Recorded data
++++++++++++++++++++
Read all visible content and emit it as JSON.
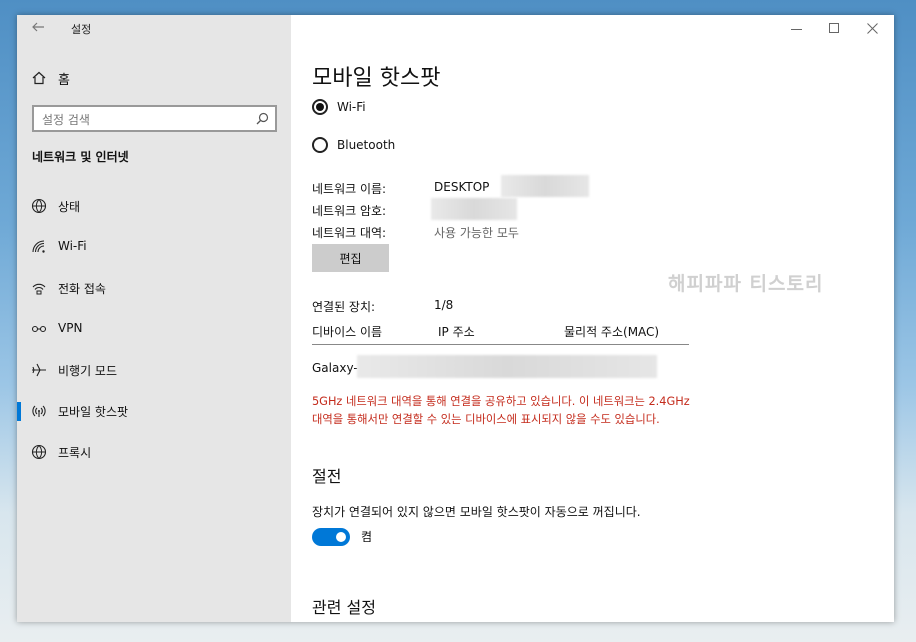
{
  "window": {
    "title": "설정"
  },
  "sidebar": {
    "home_label": "홈",
    "search_placeholder": "설정 검색",
    "section_title": "네트워크 및 인터넷",
    "items": [
      {
        "label": "상태",
        "icon": "globe-status-icon"
      },
      {
        "label": "Wi-Fi",
        "icon": "wifi-icon"
      },
      {
        "label": "전화 접속",
        "icon": "dialup-icon"
      },
      {
        "label": "VPN",
        "icon": "vpn-icon"
      },
      {
        "label": "비행기 모드",
        "icon": "airplane-icon"
      },
      {
        "label": "모바일 핫스팟",
        "icon": "hotspot-icon",
        "active": true
      },
      {
        "label": "프록시",
        "icon": "globe-icon"
      }
    ]
  },
  "main": {
    "page_title": "모바일 핫스팟",
    "share_options": [
      {
        "label": "Wi-Fi",
        "selected": true
      },
      {
        "label": "Bluetooth",
        "selected": false
      }
    ],
    "network_name_label": "네트워크 이름:",
    "network_name_value": "DESKTOP",
    "network_password_label": "네트워크 암호:",
    "network_band_label": "네트워크 대역:",
    "network_band_value": "사용 가능한 모두",
    "edit_button": "편집",
    "connected_devices_label": "연결된 장치:",
    "connected_devices_value": "1/8",
    "table_headers": [
      "디바이스 이름",
      "IP 주소",
      "물리적 주소(MAC)"
    ],
    "device_name": "Galaxy-",
    "warning": "5GHz 네트워크 대역을 통해 연결을 공유하고 있습니다. 이 네트워크는 2.4GHz 대역을 통해서만 연결할 수 있는 디바이스에 표시되지 않을 수도 있습니다.",
    "power_saving_title": "절전",
    "power_saving_desc": "장치가 연결되어 있지 않으면 모바일 핫스팟이 자동으로 꺼집니다.",
    "toggle_label": "켬",
    "toggle_on": true,
    "related_title": "관련 설정",
    "watermark": "해피파파 티스토리"
  },
  "colors": {
    "accent": "#0078d7",
    "warning": "#c42b1c",
    "sidebar_bg": "#e6e6e6"
  }
}
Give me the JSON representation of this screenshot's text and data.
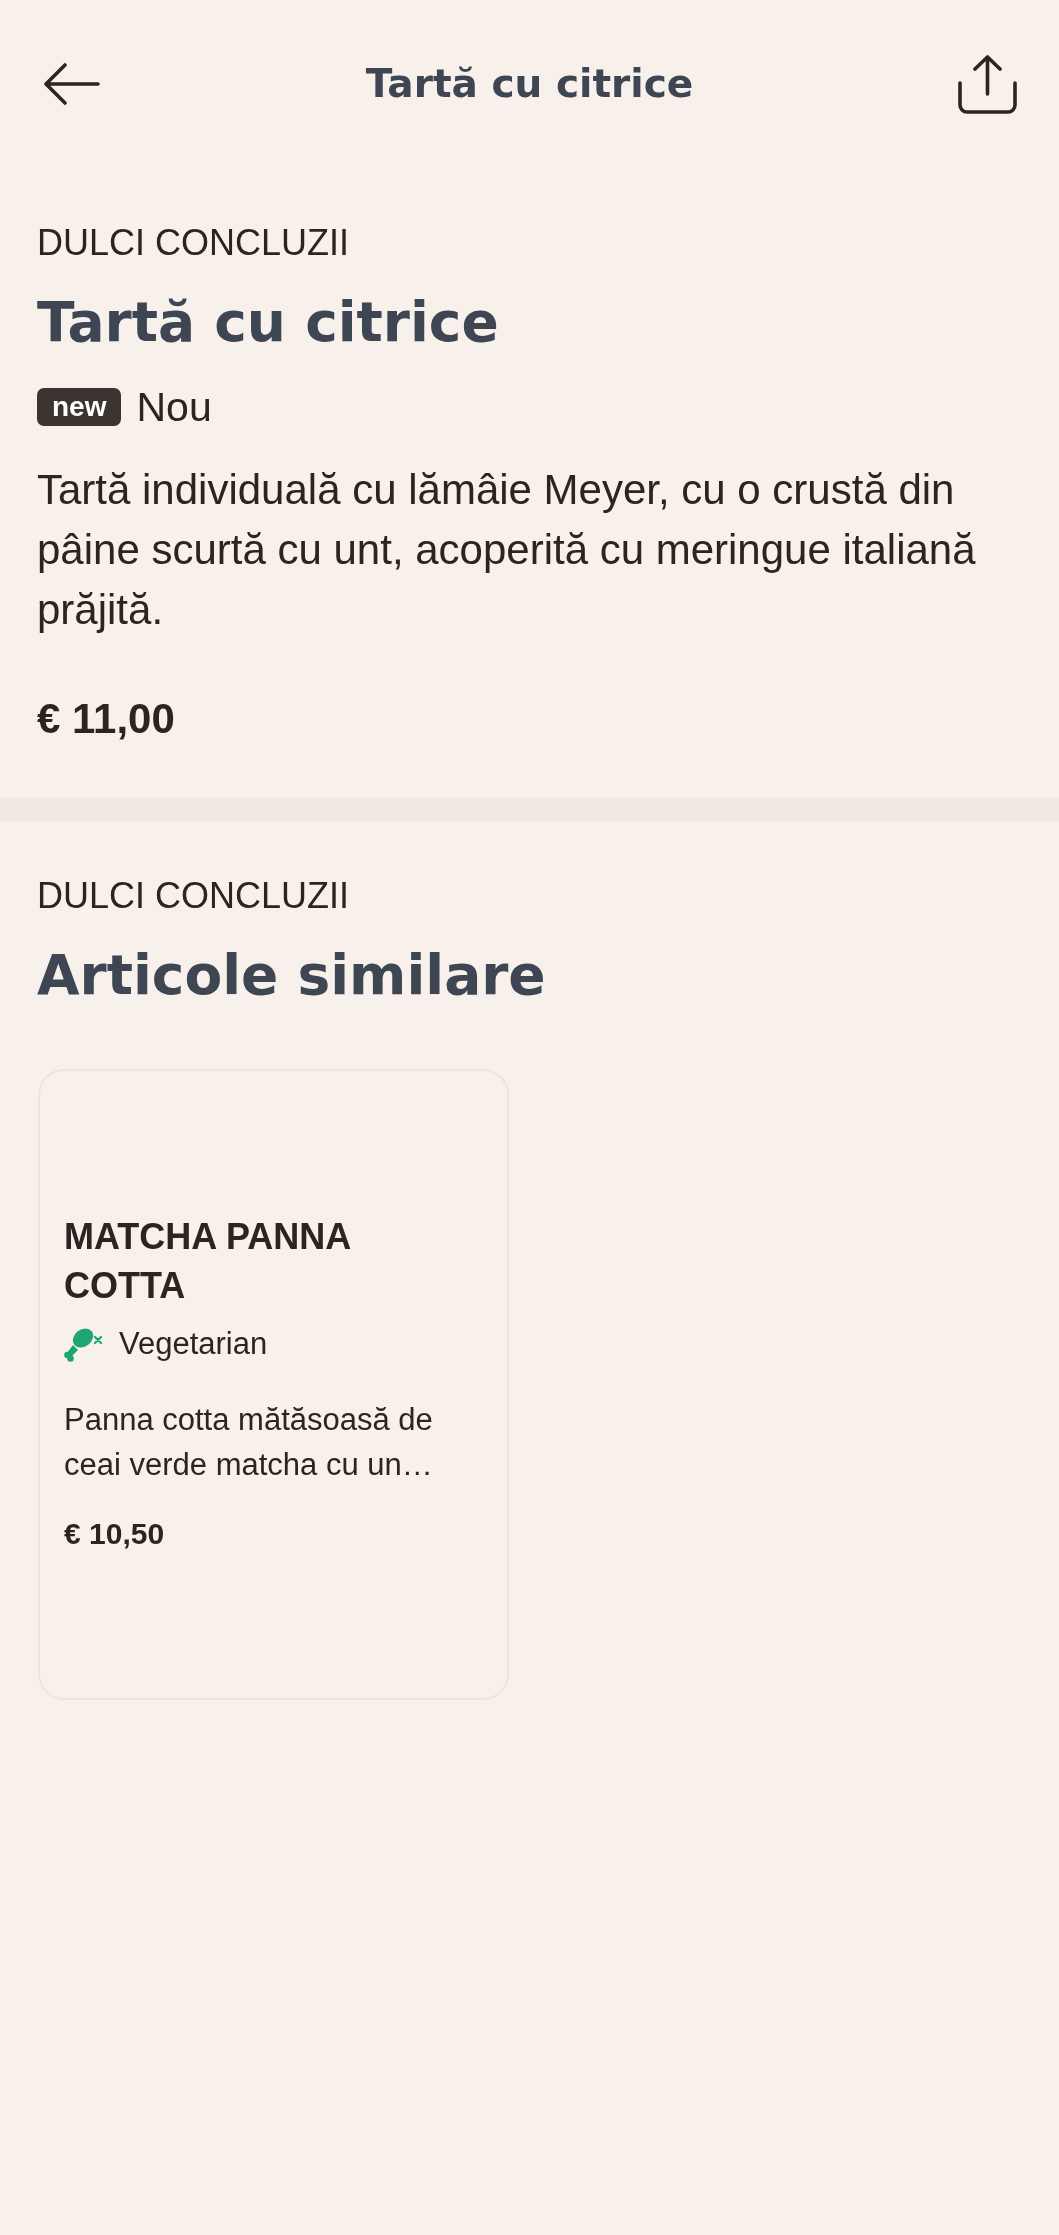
{
  "header": {
    "title": "Tartă cu citrice"
  },
  "product": {
    "category": "DULCI CONCLUZII",
    "name": "Tartă cu citrice",
    "badge": "new",
    "badge_label": "Nou",
    "description": "Tartă individuală cu lămâie Meyer, cu o crustă din pâine scurtă cu unt, acoperită cu meringue italiană prăjită.",
    "price": "€ 11,00"
  },
  "similar": {
    "category": "DULCI CONCLUZII",
    "title": "Articole similare",
    "items": [
      {
        "name": "MATCHA PANNA COTTA",
        "tags": [
          {
            "label": "Vegetarian"
          }
        ],
        "description": "Panna cotta mătăsoasă de ceai verde matcha cu un…",
        "price": "€ 10,50"
      }
    ]
  }
}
++++++++++++++++++++
PROBLEM REQUIREMENTS
Count the lines in the material above where the string "true" appears, then state only that count.

EXERCISE SOLUTION
3